WORK INSTRUCTIONS: Below are some records. Copy every line in them that holds "this".

DATA FOR PROCESSING:

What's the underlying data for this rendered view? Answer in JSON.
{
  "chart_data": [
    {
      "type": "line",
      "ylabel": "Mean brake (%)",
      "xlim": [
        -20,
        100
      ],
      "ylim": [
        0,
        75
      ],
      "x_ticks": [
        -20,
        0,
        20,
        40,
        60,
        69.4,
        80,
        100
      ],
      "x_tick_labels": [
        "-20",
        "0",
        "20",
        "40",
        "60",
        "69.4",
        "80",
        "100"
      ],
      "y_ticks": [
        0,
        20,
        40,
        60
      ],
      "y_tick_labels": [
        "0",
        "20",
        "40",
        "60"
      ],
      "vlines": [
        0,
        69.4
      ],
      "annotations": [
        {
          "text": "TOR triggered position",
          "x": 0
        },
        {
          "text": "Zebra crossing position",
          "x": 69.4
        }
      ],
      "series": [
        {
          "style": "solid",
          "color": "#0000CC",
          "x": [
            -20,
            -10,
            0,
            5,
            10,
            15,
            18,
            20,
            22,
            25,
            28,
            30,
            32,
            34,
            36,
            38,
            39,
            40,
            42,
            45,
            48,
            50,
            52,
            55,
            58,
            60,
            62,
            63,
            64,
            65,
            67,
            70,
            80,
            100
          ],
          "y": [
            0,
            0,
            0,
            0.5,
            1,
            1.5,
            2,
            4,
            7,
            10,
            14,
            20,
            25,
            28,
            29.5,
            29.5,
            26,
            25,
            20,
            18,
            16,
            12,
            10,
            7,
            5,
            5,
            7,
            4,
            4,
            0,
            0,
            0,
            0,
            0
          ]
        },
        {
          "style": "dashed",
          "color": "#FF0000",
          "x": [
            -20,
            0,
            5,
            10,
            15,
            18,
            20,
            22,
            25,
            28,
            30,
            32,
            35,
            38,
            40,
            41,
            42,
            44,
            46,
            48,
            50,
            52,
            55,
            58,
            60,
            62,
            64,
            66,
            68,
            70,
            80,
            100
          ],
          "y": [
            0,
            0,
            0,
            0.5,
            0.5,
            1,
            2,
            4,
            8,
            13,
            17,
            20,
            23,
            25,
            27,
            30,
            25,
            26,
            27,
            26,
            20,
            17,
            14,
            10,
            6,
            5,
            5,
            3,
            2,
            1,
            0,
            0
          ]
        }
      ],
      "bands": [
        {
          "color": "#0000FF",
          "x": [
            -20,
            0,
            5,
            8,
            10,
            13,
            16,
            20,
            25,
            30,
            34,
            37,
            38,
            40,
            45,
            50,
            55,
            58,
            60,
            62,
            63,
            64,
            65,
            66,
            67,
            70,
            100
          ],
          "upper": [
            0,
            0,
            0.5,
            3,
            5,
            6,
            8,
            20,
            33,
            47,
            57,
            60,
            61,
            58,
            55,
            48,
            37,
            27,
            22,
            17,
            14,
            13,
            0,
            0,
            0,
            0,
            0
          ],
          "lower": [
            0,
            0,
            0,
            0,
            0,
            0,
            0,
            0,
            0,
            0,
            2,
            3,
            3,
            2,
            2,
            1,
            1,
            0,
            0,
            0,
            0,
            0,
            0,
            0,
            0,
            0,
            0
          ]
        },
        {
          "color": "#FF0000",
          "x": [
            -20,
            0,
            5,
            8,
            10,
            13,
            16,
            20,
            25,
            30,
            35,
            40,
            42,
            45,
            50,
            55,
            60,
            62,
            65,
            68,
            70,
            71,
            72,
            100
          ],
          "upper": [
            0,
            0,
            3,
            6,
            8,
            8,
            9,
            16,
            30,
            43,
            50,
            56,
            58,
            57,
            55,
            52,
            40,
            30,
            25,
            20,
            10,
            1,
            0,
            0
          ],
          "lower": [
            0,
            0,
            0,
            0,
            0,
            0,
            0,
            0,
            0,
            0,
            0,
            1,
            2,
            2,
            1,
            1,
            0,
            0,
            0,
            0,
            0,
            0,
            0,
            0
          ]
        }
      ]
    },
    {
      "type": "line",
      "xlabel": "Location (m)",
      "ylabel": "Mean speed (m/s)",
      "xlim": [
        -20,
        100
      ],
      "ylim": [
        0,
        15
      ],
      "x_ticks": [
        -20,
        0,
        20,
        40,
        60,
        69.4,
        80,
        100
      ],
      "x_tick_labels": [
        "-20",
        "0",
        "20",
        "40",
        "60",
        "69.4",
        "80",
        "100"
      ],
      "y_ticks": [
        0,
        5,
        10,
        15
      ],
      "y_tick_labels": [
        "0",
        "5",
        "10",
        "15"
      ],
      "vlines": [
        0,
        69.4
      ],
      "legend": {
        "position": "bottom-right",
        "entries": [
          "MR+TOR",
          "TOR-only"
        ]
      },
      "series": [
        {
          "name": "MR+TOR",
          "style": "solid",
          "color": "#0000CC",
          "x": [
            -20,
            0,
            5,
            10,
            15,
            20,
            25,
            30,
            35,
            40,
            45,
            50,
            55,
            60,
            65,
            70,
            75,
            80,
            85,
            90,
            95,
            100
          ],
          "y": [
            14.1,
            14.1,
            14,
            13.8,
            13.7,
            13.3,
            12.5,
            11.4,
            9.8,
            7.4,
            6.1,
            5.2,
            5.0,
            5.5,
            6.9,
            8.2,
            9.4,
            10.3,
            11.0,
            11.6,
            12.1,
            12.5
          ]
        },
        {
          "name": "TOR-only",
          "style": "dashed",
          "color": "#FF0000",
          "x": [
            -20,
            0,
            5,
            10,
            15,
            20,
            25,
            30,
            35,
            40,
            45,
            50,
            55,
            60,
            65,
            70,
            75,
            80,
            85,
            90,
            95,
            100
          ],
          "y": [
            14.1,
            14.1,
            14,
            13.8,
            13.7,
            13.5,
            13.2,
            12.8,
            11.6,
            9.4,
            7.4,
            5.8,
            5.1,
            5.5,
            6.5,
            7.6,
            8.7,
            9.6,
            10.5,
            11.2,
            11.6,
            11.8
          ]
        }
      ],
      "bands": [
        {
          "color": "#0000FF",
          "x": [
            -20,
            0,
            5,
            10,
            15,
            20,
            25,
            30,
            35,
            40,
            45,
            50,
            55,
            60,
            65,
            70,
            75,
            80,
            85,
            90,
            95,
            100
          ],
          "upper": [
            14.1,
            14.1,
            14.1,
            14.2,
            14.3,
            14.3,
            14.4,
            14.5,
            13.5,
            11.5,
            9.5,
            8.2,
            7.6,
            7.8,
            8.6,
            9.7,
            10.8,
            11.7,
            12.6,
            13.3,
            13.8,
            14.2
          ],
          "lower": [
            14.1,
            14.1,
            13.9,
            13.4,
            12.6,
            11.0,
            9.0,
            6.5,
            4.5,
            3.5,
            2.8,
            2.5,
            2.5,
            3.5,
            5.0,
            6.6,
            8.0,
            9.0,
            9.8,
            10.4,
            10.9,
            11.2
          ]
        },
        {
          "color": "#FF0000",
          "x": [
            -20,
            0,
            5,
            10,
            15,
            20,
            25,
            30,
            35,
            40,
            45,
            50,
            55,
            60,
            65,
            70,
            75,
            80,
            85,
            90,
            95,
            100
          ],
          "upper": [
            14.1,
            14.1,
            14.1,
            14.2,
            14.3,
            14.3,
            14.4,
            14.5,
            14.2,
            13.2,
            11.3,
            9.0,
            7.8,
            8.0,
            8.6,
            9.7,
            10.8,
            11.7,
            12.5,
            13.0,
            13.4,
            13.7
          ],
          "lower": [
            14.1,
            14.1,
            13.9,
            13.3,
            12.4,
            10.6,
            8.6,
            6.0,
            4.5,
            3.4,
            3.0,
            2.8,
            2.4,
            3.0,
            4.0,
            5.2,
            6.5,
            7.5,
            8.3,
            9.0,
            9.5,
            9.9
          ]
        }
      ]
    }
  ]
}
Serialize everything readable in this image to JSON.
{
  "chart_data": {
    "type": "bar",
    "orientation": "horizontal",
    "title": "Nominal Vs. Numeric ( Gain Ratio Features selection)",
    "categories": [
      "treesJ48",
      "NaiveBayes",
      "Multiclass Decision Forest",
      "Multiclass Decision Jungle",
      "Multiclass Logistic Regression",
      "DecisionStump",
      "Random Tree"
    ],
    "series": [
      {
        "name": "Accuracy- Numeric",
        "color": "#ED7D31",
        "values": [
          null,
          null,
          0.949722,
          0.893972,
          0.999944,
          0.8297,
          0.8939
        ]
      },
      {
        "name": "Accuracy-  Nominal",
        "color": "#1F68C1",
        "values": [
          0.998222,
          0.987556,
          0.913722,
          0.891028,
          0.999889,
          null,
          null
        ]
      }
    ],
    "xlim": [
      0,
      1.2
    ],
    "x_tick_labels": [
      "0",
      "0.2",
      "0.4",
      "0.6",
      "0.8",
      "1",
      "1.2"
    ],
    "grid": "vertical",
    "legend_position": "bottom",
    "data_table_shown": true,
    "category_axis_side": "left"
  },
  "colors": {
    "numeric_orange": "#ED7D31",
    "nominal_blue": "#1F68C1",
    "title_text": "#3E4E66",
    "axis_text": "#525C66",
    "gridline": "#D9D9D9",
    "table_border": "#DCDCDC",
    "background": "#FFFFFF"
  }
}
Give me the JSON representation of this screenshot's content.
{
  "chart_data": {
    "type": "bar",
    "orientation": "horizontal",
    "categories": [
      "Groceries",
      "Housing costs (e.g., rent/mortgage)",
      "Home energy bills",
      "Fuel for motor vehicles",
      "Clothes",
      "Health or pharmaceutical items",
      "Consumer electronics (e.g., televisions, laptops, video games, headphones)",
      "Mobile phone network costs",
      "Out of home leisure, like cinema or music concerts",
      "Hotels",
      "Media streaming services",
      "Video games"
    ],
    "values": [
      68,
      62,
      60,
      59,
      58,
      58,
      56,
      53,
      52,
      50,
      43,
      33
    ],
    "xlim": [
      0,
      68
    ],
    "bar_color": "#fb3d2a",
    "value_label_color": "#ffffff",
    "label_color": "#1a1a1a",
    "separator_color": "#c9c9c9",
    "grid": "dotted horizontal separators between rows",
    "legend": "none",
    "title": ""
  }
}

ANSWER BELOW:
What's the underlying data for this rendered view? Answer in JSON.
Serialize everything readable in this image to JSON.
Give me the JSON representation of this screenshot's content.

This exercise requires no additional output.